### Given task
Pull out every line below holding the word "импорт".

### Data for this task
◆ ◆ ◆ ◆ ◆ ◆ ◆

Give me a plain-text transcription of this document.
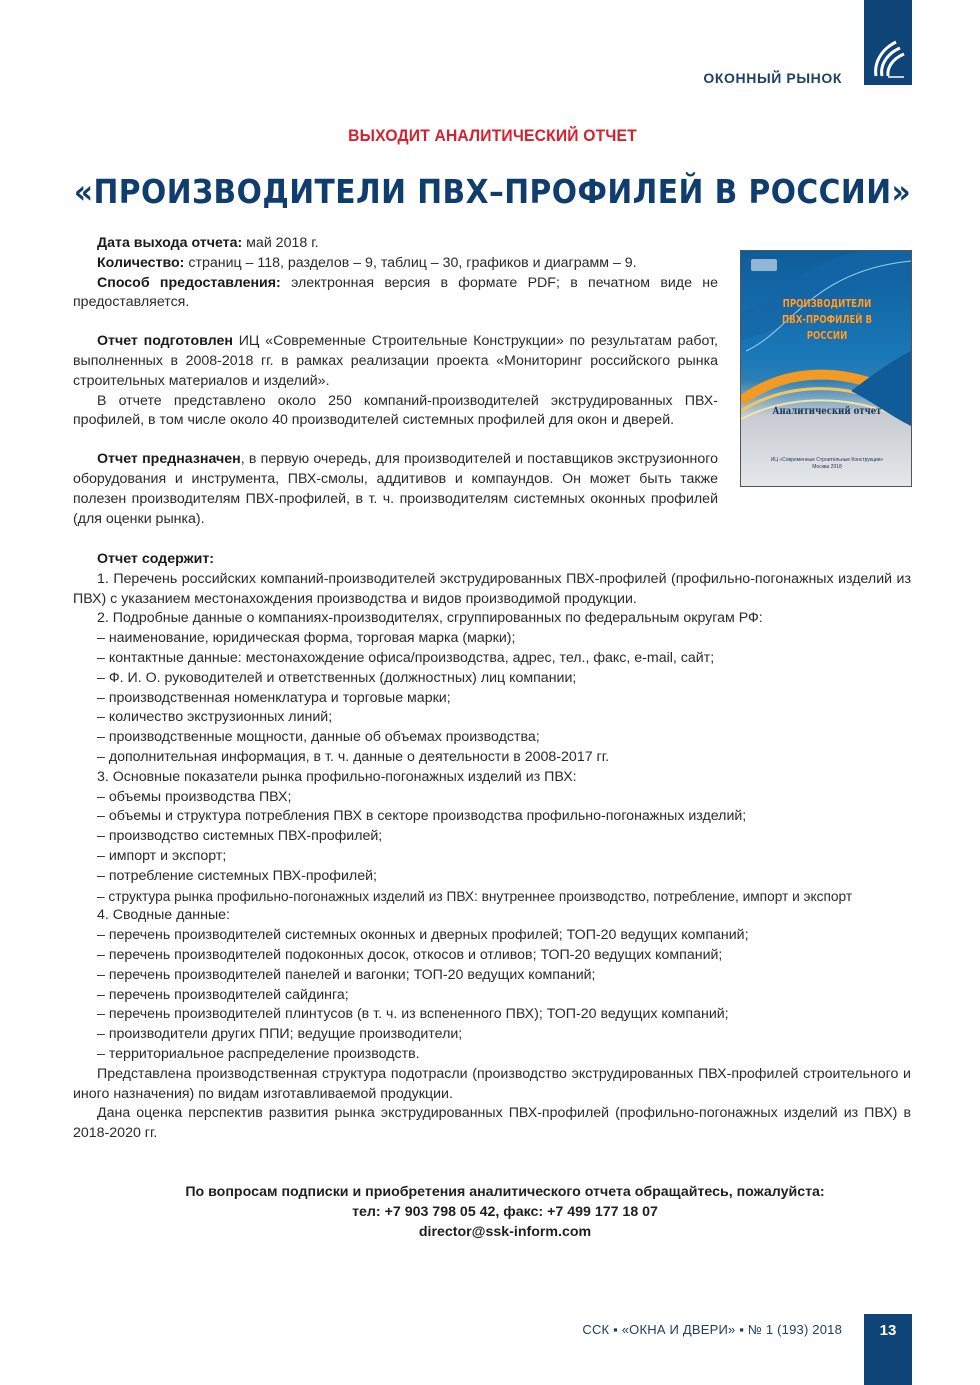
ОКОННЫЙ РЫНОК
ВЫХОДИТ АНАЛИТИЧЕСКИЙ ОТЧЕТ
«ПРОИЗВОДИТЕЛИ ПВХ–ПРОФИЛЕЙ В РОССИИ»

Дата выхода отчета: май 2018 г.

Количество: страниц – 118, разделов – 9, таблиц – 30, графиков и диаграмм – 9.

Способ предоставления: электронная версия в формате PDF; в печатном виде не предоставляется.

Отчет подготовлен ИЦ «Современные Строительные Конструкции» по результатам работ, выполненных в 2008-2018 гг. в рамках реализации проекта «Мониторинг российского рынка строительных материалов и изделий».

В отчете представлено около 250 компаний-производителей экструдированных ПВХ-профилей, в том числе около 40 производителей системных профилей для окон и дверей.

Отчет предназначен, в первую очередь, для производителей и поставщиков экструзионного оборудования и инструмента, ПВХ-смолы, аддитивов и компаундов. Он может быть также полезен производителям ПВХ-профилей, в т. ч. производителям системных оконных профилей (для оценки рынка).

ПРОИЗВОДИТЕЛИ
ПВХ-ПРОФИЛЕЙ В РОССИИ
Аналитический отчет
ИЦ «Современные Строительные Конструкции»
Москва 2018

Отчет содержит:

1. Перечень российских компаний-производителей экструдированных ПВХ-профилей (профильно-погонажных изделий из ПВХ) с указанием местонахождения производства и видов производимой продукции.

2. Подробные данные о компаниях-производителях, сгруппированных по федеральным округам РФ:

– наименование, юридическая форма, торговая марка (марки);

– контактные данные: местонахождение офиса/производства, адрес, тел., факс, e-mail, сайт;

– Ф. И. О. руководителей и ответственных (должностных) лиц компании;

– производственная номенклатура и торговые марки;

– количество экструзионных линий;

– производственные мощности, данные об объемах производства;

– дополнительная информация, в т. ч. данные о деятельности в 2008-2017 гг.

3. Основные показатели рынка профильно-погонажных изделий из ПВХ:

– объемы производства ПВХ;

– объемы и структура потребления ПВХ в секторе производства профильно-погонажных изделий;

– производство системных ПВХ-профилей;

– импорт и экспорт;

– потребление системных ПВХ-профилей;

– структура рынка профильно-погонажных изделий из ПВХ: внутреннее производство, потребление, импорт и экспорт

4. Сводные данные:

– перечень производителей системных оконных и дверных профилей; ТОП-20 ведущих компаний;

– перечень производителей подоконных досок, откосов и отливов; ТОП-20 ведущих компаний;

– перечень производителей панелей и вагонки; ТОП-20 ведущих компаний;

– перечень производителей сайдинга;

– перечень производителей плинтусов (в т. ч. из вспененного ПВХ); ТОП-20 ведущих компаний;

– производители других ППИ; ведущие производители;

– территориальное распределение производств.

Представлена производственная структура подотрасли (производство экструдированных ПВХ-профилей строительного и иного назначения) по видам изготавливаемой продукции.

Дана оценка перспектив развития рынка экструдированных ПВХ-профилей (профильно-погонажных изделий из ПВХ) в 2018-2020 гг.

По вопросам подписки и приобретения аналитического отчета обращайтесь, пожалуйста:
тел: +7 903 798 05 42, факс: +7 499 177 18 07
director@ssk-inform.com
ССК ▪ «ОКНА И ДВЕРИ» ▪ № 1 (193) 2018	13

◆ ◆ ◆ ◆ ◆ ◆ ◆

### Complete answer
– импорт и экспорт;
– структура рынка профильно-погонажных изделий из ПВХ: внутреннее производство, потребление, импорт и экспорт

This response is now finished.